-- TASK TO CARRY OUT --
Reproduce every record below exactly as written, leaving out any pictures.

-- RECORDS FOR THIS TASK --
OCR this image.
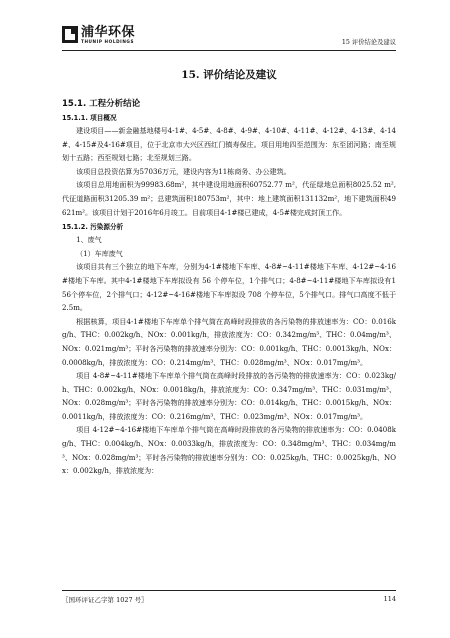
浦华环保
THUNIP HOLDINGS	15 评价结论及建议
15. 评价结论及建议
15.1. 工程分析结论
15.1.1. 项目概况

建设项目——新金融基地楼号4-1#、4-5#、4-8#、4-9#、4-10#、4-11#、4-12#、4-13#、4-14#、4-15#及4-16#项目，位于北京市大兴区西红门镇寿保庄。项目用地四至范围为：东至团河路；南至规划十五路；西至规划七路；北至规划三路。

该项目总投资估算为57036万元，建设内容为11栋商务、办公建筑。

该项目总用地面积为99983.68m²，其中建设用地面积60752.77 m²，代征绿地总面积8025.52 m²,代征道路面积31205.39 m²；总建筑面积180753m²，其中：地上建筑面积131132m²，地下建筑面积49621m²。该项目计划于2016年6月竣工。目前项目4-1#楼已建成，4-5#楼完成封顶工作。

15.1.2. 污染源分析

1、废气

（1）车库废气

该项目共有三个独立的地下车库，分别为4-1#楼地下车库、4-8#~4-11#楼地下车库、4-12#~4-16#楼地下车库。其中4-1#楼地下车库拟设有 56 个停车位，1个排气口；4-8#~4-11#楼地下车库拟设有156个停车位，2个排气口；4-12#~4-16#楼地下车库拟设 708 个停车位，5个排气口。排气口高度不低于 2.5m。

根据核算，项目4-1#楼地下车库单个排气筒在高峰时段排放的各污染物的排放速率为：CO：0.016kg/h、THC：0.002kg/h、NOx：0.001kg/h，排放浓度为：CO：0.342mg/m³、THC：0.04mg/m³、NOx：0.021mg/m³；平时各污染物的排放速率分别为：CO：0.001kg/h、THC：0.0013kg/h、NOx：0.0008kg/h，排放浓度为：CO：0.214mg/m³、THC：0.028mg/m³、NOx：0.017mg/m³。

项目 4-8#~4-11#楼地下车库单个排气筒在高峰时段排放的各污染物的排放速率为：CO：0.023kg/h、THC：0.002kg/h、NOx：0.0018kg/h，排放浓度为：CO：0.347mg/m³、THC：0.031mg/m³、NOx：0.028mg/m³；平时各污染物的排放速率分别为：CO：0.014kg/h、THC：0.0015kg/h、NOx：0.0011kg/h，排放浓度为：CO：0.216mg/m³、THC：0.023mg/m³、NOx：0.017mg/m³。

项目 4-12#~4-16#楼地下车库单个排气筒在高峰时段排放的各污染物的排放速率为：CO：0.0408kg/h、THC：0.004kg/h、NOx：0.0033kg/h，排放浓度为：CO：0.348mg/m³、THC：0.034mg/m³、NOx：0.028mg/m³；平时各污染物的排放速率分别为：CO：0.025kg/h、THC：0.0025kg/h、NOx：0.002kg/h，排放浓度为：

〖国环评证乙字第 1027 号〗	114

-- TASK SOLUTION --
OCR this image.
浦华环保
THUNIP HOLDINGS	15 评价结论及建议
15. 评价结论及建议
15.1. 工程分析结论
15.1.1. 项目概况

建设项目——新金融基地楼号4-1#、4-5#、4-8#、4-9#、4-10#、4-11#、4-12#、4-13#、4-14#、4-15#及4-16#项目，位于北京市大兴区西红门镇寿保庄。项目用地四至范围为：东至团河路；南至规划十五路；西至规划七路；北至规划三路。

该项目总投资估算为57036万元，建设内容为11栋商务、办公建筑。

该项目总用地面积为99983.68m²，其中建设用地面积60752.77 m²，代征绿地总面积8025.52 m²,代征道路面积31205.39 m²；总建筑面积180753m²，其中：地上建筑面积131132m²，地下建筑面积49621m²。该项目计划于2016年6月竣工。目前项目4-1#楼已建成，4-5#楼完成封顶工作。

15.1.2. 污染源分析

1、废气

（1）车库废气

该项目共有三个独立的地下车库，分别为4-1#楼地下车库、4-8#~4-11#楼地下车库、4-12#~4-16#楼地下车库。其中4-1#楼地下车库拟设有 56 个停车位，1个排气口；4-8#~4-11#楼地下车库拟设有156个停车位，2个排气口；4-12#~4-16#楼地下车库拟设 708 个停车位，5个排气口。排气口高度不低于 2.5m。

根据核算，项目4-1#楼地下车库单个排气筒在高峰时段排放的各污染物的排放速率为：CO：0.016kg/h、THC：0.002kg/h、NOx：0.001kg/h，排放浓度为：CO：0.342mg/m³、THC：0.04mg/m³、NOx：0.021mg/m³；平时各污染物的排放速率分别为：CO：0.001kg/h、THC：0.0013kg/h、NOx：0.0008kg/h，排放浓度为：CO：0.214mg/m³、THC：0.028mg/m³、NOx：0.017mg/m³。

项目 4-8#~4-11#楼地下车库单个排气筒在高峰时段排放的各污染物的排放速率为：CO：0.023kg/h、THC：0.002kg/h、NOx：0.0018kg/h，排放浓度为：CO：0.347mg/m³、THC：0.031mg/m³、NOx：0.028mg/m³；平时各污染物的排放速率分别为：CO：0.014kg/h、THC：0.0015kg/h、NOx：0.0011kg/h，排放浓度为：CO：0.216mg/m³、THC：0.023mg/m³、NOx：0.017mg/m³。

项目 4-12#~4-16#楼地下车库单个排气筒在高峰时段排放的各污染物的排放速率为：CO：0.0408kg/h、THC：0.004kg/h、NOx：0.0033kg/h，排放浓度为：CO：0.348mg/m³、THC：0.034mg/m³、NOx：0.028mg/m³；平时各污染物的排放速率分别为：CO：0.025kg/h、THC：0.0025kg/h、NOx：0.002kg/h，排放浓度为：

〖国环评证乙字第 1027 号〗	114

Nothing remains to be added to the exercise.